What to work on –
Say how many lines of the listing below contain "location", giving the number and nothing else.

•••••

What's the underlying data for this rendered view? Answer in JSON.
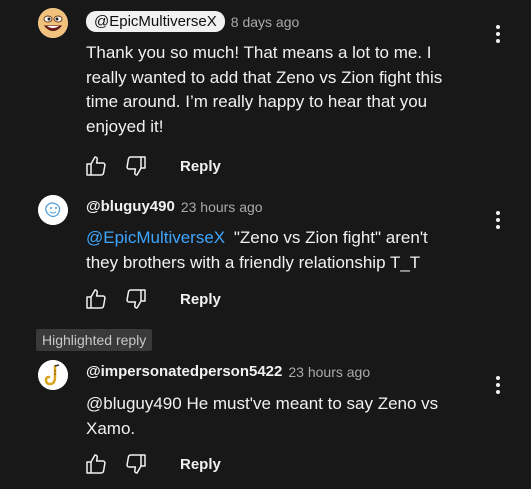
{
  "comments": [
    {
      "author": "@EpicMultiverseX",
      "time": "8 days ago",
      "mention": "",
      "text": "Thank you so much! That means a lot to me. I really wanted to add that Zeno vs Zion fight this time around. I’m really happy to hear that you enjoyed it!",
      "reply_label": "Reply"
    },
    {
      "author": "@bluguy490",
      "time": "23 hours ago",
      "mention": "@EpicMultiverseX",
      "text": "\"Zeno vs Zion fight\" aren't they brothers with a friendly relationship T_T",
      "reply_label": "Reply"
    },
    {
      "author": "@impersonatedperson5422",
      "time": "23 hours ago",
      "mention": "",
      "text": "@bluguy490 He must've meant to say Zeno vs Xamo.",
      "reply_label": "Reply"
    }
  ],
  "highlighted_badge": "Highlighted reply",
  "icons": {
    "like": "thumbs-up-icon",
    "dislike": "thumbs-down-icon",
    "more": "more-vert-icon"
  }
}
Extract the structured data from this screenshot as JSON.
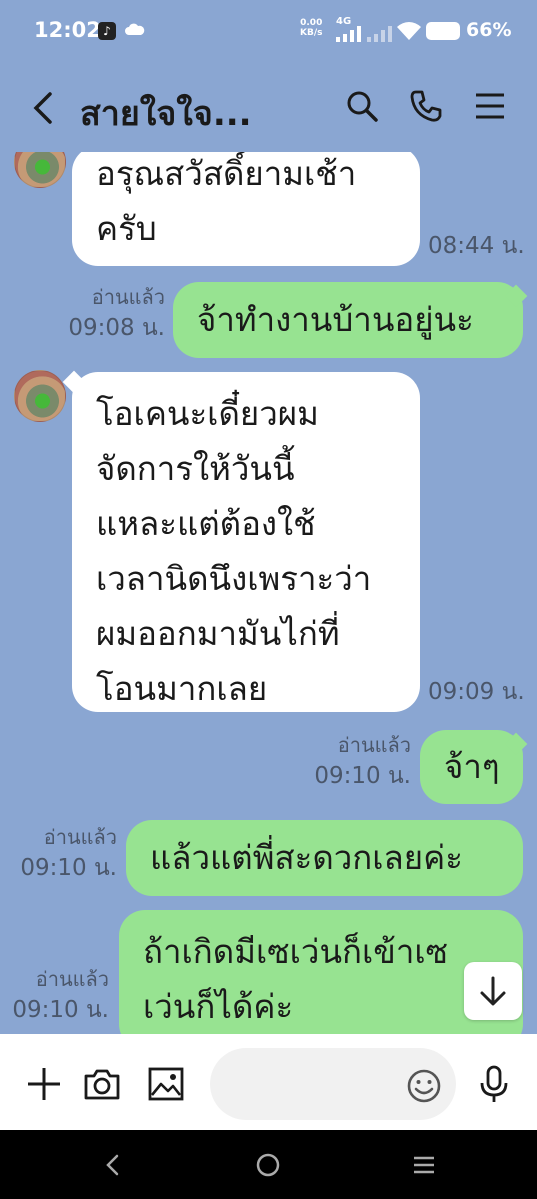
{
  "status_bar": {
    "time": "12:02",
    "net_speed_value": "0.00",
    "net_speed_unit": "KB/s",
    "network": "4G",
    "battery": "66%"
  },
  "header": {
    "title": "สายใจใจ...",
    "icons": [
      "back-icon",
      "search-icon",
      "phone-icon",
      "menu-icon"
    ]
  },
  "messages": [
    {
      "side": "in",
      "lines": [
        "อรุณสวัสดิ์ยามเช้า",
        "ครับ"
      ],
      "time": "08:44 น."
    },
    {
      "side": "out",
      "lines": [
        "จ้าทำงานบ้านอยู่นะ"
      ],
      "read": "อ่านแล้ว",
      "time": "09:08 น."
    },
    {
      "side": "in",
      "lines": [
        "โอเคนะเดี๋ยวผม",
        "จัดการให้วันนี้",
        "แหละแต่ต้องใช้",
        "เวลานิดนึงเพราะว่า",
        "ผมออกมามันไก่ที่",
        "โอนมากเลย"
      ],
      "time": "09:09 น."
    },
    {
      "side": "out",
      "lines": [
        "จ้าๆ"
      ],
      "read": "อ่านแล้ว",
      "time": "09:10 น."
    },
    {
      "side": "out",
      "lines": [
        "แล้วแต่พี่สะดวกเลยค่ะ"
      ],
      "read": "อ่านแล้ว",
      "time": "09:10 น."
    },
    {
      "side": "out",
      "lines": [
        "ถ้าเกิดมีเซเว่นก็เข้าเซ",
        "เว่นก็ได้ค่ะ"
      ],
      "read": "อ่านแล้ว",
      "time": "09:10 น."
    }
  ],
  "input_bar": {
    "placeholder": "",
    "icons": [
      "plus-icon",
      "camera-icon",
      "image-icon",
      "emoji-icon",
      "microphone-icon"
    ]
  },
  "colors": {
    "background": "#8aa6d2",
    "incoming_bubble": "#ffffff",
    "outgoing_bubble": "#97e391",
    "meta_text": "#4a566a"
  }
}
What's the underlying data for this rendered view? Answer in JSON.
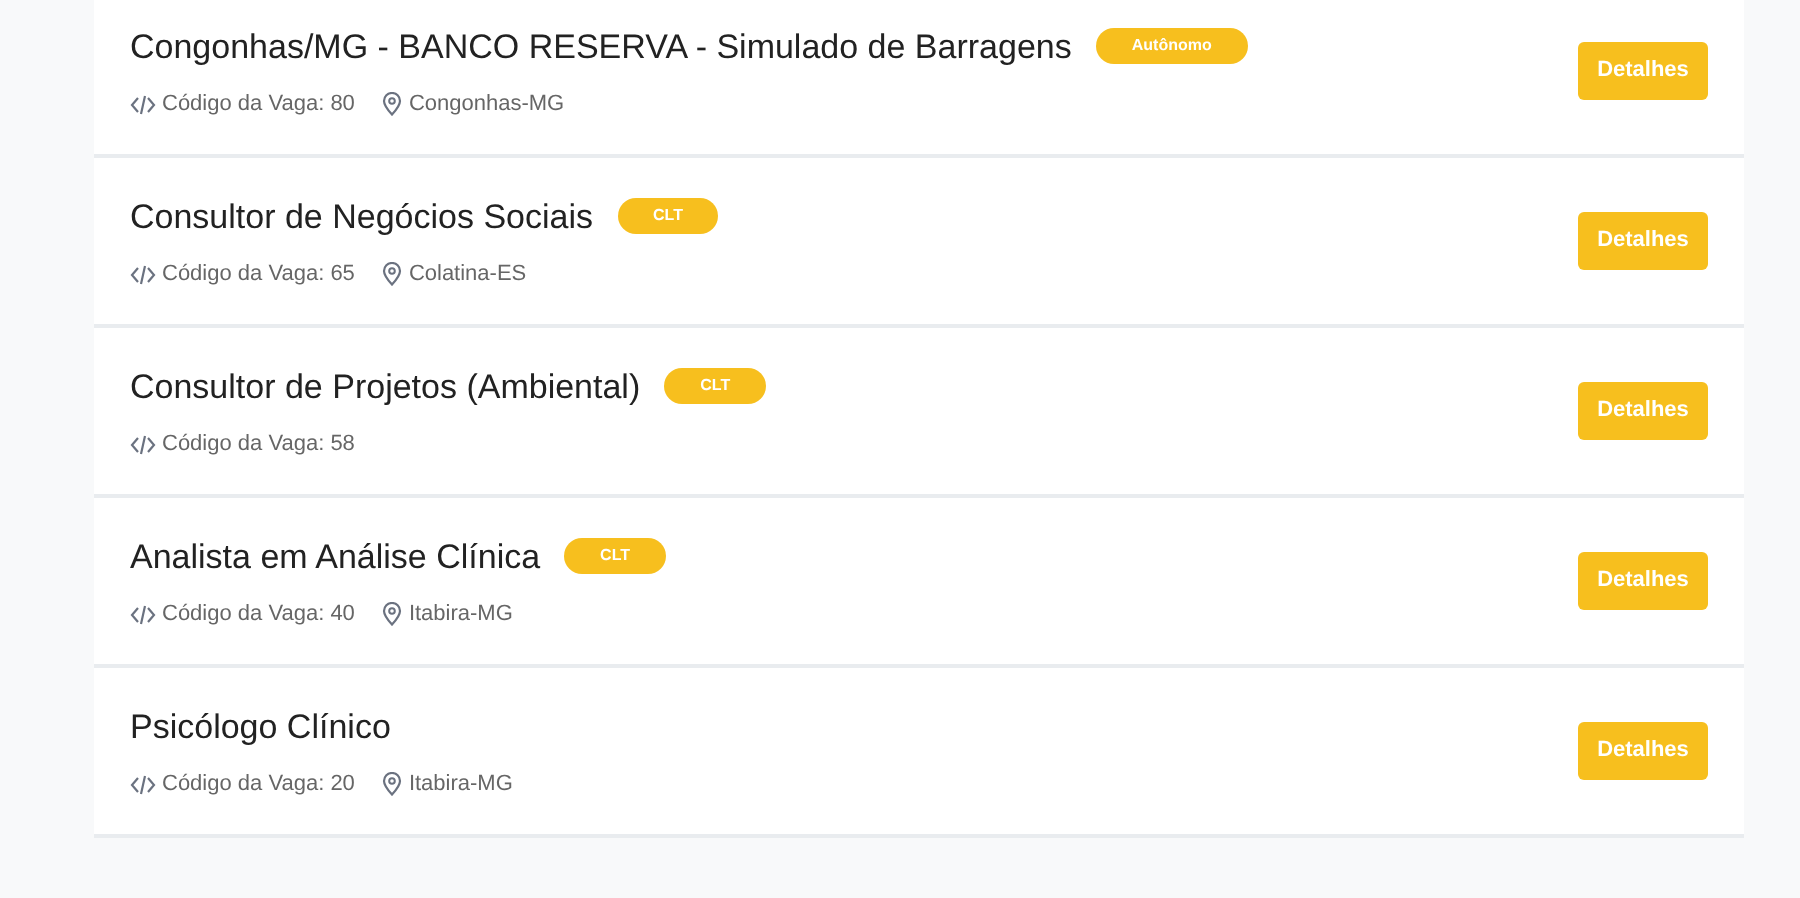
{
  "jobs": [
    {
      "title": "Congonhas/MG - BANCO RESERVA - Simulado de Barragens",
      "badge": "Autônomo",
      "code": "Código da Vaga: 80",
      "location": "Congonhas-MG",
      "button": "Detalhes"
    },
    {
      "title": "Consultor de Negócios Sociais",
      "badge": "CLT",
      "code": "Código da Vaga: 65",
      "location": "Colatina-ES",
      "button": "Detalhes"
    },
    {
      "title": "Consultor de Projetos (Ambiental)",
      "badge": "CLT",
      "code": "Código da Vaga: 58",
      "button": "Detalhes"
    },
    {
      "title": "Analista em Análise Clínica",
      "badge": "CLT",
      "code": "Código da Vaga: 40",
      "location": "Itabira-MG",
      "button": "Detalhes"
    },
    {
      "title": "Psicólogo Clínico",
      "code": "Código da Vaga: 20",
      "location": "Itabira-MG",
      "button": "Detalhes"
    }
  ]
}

•••••

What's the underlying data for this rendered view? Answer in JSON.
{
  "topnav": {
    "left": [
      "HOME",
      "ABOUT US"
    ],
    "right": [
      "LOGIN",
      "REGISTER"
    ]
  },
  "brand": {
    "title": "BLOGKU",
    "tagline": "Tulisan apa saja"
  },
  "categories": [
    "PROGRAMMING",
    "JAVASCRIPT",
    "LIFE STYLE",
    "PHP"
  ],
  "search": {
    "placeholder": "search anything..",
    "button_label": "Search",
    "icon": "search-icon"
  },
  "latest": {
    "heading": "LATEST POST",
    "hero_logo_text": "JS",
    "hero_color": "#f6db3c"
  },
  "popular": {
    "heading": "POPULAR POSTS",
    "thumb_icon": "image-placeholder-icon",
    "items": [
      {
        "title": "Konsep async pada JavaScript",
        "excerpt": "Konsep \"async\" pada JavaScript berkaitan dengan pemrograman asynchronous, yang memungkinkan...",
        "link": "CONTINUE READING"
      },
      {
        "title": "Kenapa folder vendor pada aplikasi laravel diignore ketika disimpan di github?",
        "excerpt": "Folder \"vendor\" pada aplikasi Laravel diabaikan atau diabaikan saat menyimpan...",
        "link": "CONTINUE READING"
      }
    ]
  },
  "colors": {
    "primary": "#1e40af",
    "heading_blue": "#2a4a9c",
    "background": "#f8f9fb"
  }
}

•••••

Solution for this problem –
4